> _STATED TASK_:
Note each line where "android" appears, and copy it.

> _SUPPLIED RECORDS_:
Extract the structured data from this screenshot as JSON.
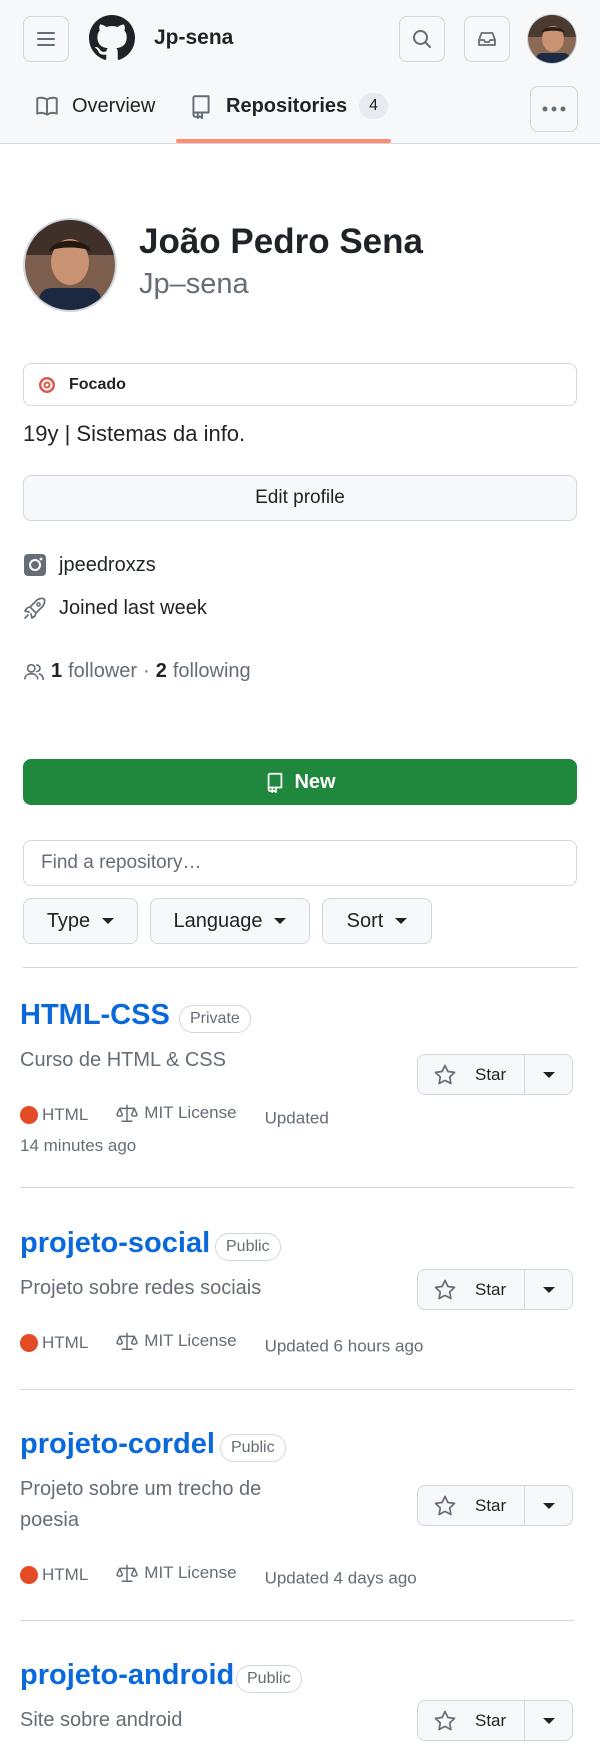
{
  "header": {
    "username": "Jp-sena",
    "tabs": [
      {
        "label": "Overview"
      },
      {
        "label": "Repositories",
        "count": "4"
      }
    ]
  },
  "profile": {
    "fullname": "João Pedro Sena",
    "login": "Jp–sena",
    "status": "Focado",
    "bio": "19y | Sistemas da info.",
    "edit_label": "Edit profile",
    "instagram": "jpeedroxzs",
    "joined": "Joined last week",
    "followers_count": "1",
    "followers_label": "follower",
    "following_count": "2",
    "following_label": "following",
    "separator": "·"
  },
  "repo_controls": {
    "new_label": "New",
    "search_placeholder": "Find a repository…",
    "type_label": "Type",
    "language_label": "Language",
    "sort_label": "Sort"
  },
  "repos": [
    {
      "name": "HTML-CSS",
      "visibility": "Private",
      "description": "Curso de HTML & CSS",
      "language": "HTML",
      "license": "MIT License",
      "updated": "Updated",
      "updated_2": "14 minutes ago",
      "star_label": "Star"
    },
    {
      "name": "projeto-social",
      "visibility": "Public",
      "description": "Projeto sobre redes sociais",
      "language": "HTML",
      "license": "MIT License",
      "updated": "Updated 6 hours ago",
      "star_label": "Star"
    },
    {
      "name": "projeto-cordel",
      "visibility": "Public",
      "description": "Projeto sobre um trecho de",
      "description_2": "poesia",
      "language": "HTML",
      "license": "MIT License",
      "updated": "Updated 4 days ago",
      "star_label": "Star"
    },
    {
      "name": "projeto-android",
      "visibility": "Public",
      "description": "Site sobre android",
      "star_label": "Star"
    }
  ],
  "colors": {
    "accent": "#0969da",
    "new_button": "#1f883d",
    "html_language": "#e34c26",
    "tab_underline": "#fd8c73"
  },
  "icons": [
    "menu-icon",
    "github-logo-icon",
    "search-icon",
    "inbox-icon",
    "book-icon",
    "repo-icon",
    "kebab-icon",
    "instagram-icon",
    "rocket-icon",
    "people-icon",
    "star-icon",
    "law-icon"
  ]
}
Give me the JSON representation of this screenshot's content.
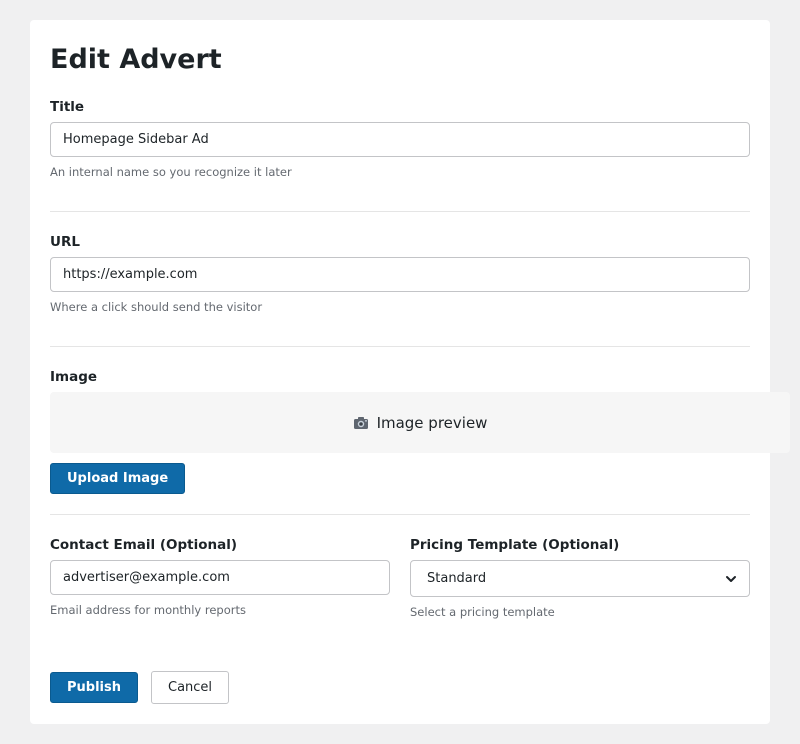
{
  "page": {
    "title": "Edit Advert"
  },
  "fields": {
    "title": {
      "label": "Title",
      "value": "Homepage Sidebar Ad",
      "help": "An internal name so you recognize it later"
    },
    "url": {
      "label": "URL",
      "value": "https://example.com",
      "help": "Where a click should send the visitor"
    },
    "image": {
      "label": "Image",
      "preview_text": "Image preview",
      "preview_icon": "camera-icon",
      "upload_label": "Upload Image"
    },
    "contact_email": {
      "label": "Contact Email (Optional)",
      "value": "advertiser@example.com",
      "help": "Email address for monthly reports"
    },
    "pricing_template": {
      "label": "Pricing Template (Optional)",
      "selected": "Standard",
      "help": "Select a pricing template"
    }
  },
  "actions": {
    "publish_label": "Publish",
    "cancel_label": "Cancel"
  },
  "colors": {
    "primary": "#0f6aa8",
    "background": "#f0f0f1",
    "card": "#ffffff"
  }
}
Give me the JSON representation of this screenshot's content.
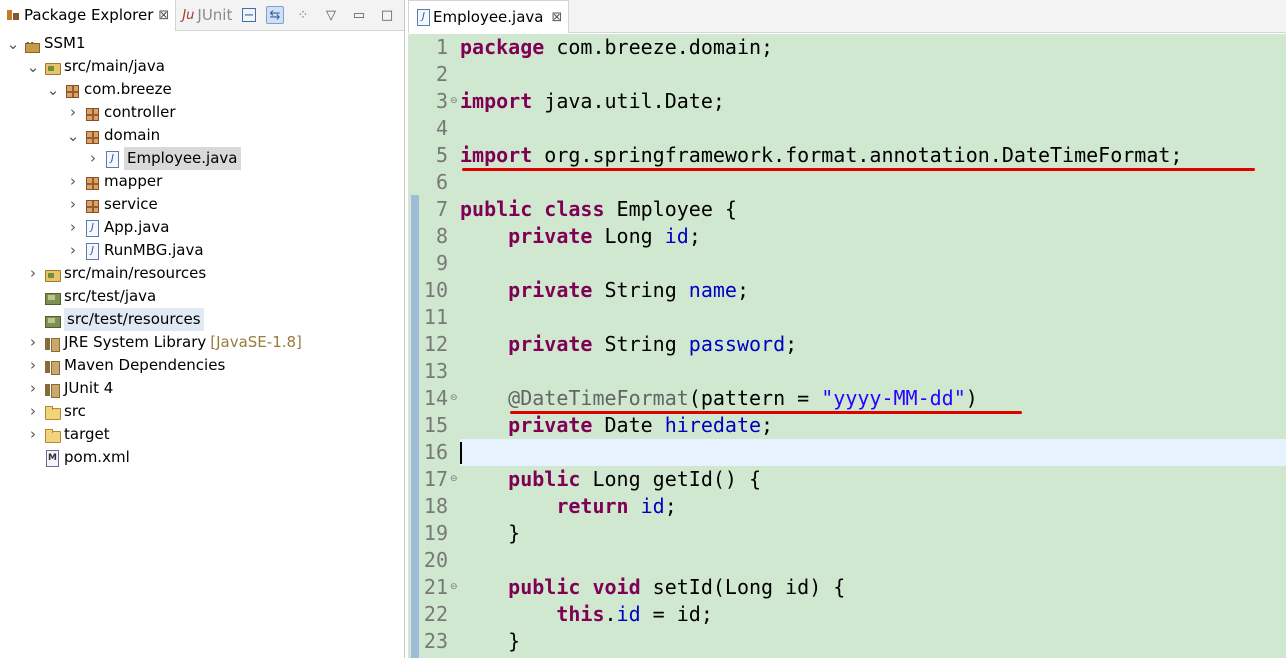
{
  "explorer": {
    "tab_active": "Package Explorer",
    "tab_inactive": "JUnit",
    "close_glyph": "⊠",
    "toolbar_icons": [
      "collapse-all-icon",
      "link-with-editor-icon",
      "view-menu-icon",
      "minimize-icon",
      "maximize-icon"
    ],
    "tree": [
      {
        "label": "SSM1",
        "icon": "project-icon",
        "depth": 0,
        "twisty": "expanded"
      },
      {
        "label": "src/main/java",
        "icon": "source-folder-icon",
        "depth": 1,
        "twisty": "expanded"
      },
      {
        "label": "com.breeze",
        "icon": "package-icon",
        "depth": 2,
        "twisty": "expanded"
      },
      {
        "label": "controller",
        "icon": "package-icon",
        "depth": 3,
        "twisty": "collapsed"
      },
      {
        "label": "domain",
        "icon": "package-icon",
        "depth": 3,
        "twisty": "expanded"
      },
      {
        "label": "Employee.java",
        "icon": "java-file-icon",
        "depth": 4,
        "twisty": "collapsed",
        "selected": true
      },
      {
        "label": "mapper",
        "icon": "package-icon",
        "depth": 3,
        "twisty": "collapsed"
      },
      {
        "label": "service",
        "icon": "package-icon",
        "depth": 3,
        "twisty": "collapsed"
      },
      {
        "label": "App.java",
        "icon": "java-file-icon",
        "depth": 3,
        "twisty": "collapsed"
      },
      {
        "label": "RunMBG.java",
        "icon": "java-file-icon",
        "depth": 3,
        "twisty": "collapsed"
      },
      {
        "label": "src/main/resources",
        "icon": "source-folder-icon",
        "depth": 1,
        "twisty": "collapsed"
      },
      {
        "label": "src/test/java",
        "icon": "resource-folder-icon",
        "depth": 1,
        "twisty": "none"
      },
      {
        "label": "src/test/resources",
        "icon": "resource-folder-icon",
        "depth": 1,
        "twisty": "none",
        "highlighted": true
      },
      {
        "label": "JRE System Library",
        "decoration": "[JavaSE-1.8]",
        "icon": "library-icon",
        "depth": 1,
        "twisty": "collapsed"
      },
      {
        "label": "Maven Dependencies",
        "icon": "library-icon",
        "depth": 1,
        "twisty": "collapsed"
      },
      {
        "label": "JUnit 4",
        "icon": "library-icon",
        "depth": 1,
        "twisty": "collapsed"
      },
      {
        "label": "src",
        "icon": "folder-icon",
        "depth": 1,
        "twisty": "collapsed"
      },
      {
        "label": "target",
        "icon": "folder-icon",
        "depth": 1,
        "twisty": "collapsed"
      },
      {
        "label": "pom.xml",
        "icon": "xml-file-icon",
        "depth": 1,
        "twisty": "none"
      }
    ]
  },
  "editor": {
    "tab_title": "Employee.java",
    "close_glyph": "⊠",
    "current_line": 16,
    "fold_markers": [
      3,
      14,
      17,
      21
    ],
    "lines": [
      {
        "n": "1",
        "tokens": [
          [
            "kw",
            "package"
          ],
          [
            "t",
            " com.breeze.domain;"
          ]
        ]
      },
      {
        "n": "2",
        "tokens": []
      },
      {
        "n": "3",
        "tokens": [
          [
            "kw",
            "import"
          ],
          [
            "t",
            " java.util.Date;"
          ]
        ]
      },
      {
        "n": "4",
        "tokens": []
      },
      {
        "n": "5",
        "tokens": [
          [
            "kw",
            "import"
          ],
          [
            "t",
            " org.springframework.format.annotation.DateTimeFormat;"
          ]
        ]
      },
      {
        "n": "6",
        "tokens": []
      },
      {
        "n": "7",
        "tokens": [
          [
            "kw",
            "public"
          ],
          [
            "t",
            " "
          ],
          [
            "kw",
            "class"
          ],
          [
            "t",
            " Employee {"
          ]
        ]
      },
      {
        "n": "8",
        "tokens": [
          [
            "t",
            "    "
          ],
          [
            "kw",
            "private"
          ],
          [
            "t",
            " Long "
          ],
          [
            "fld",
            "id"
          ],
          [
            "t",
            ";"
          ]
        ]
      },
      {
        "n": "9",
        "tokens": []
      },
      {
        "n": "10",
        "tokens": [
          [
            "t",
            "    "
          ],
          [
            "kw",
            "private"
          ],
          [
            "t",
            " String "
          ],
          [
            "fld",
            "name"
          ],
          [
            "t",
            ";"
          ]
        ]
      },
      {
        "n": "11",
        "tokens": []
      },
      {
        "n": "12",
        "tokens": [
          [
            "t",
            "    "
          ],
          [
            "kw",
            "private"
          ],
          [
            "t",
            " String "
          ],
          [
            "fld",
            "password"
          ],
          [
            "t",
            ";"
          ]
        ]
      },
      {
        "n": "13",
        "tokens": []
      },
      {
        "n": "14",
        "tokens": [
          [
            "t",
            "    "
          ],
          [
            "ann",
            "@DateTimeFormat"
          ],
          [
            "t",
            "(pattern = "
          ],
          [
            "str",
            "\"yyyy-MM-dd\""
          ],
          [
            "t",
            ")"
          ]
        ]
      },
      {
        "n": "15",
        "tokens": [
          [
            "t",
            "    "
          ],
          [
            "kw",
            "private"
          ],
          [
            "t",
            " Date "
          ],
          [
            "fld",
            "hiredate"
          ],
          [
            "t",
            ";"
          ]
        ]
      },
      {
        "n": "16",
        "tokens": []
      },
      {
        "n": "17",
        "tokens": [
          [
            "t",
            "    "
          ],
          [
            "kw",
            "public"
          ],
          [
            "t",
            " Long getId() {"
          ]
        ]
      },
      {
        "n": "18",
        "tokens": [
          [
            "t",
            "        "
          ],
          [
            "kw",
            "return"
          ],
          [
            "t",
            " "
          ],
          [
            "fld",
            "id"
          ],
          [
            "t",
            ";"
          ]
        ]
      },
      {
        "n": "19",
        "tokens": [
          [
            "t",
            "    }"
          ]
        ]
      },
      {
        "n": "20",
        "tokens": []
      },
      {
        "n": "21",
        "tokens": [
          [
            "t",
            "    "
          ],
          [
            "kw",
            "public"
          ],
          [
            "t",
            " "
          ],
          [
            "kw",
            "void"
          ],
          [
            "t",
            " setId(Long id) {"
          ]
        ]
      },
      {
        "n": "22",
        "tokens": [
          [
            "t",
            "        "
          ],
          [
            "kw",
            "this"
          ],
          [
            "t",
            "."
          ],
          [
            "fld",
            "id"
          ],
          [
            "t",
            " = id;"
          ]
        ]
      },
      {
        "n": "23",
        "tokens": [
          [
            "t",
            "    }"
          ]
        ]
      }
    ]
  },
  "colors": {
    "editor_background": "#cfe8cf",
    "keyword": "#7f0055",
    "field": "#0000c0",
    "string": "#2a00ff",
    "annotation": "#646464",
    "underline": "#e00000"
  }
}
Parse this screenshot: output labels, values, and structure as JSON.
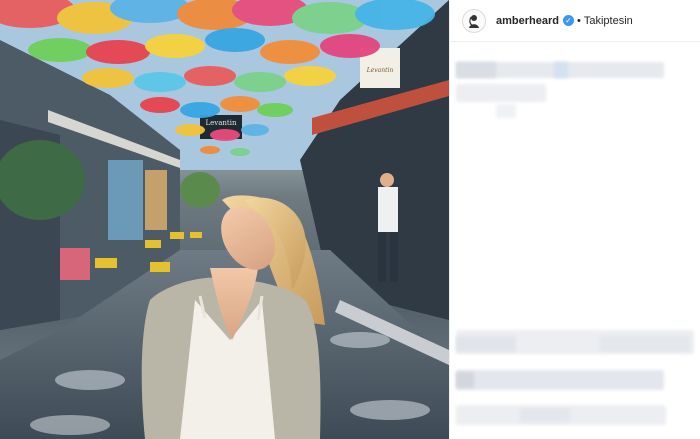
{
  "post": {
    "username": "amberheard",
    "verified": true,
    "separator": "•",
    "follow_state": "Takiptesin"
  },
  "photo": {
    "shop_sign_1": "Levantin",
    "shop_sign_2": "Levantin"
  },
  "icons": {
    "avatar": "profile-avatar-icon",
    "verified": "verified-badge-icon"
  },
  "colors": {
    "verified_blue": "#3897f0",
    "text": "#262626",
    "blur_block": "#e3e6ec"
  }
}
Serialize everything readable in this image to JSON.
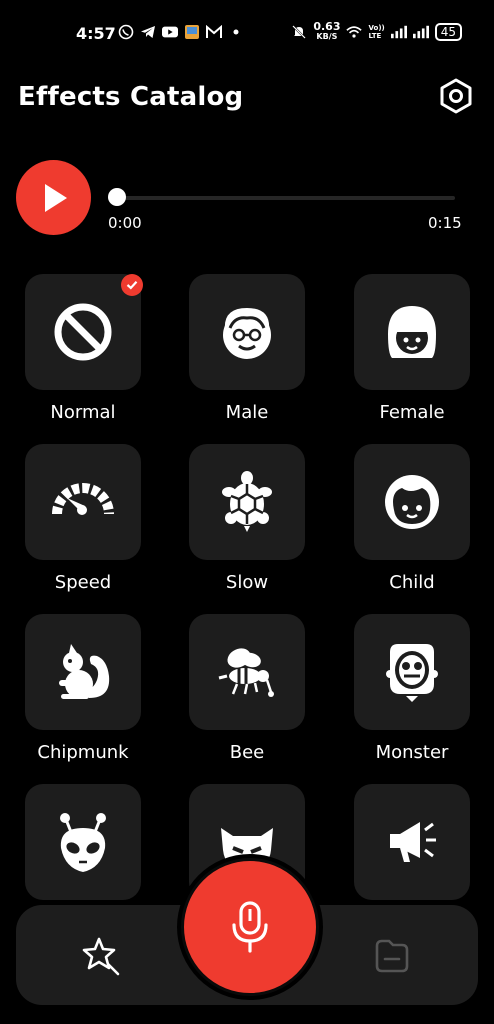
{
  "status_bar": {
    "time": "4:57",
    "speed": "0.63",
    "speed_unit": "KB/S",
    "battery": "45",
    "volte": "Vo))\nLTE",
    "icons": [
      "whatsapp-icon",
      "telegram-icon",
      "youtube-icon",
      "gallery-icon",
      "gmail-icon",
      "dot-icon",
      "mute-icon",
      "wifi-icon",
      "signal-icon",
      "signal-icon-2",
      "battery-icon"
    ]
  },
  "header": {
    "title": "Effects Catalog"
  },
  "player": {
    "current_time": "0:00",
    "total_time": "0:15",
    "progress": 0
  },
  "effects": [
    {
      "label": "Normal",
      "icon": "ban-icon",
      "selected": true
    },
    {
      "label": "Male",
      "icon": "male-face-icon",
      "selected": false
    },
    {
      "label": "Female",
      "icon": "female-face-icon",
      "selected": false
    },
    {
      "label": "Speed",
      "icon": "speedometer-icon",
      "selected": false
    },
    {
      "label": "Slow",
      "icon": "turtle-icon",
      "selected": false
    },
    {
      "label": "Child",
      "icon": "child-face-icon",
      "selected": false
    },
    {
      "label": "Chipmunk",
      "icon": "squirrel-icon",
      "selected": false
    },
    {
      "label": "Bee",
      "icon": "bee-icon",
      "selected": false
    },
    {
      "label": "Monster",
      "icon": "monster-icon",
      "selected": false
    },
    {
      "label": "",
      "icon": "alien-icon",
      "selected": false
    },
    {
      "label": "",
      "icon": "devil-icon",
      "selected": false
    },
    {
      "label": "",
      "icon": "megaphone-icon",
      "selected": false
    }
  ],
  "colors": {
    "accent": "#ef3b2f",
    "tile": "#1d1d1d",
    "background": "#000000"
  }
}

> _TASK SOLUTION_:
      "name": "projeto-android",
      "description": "Site sobre android",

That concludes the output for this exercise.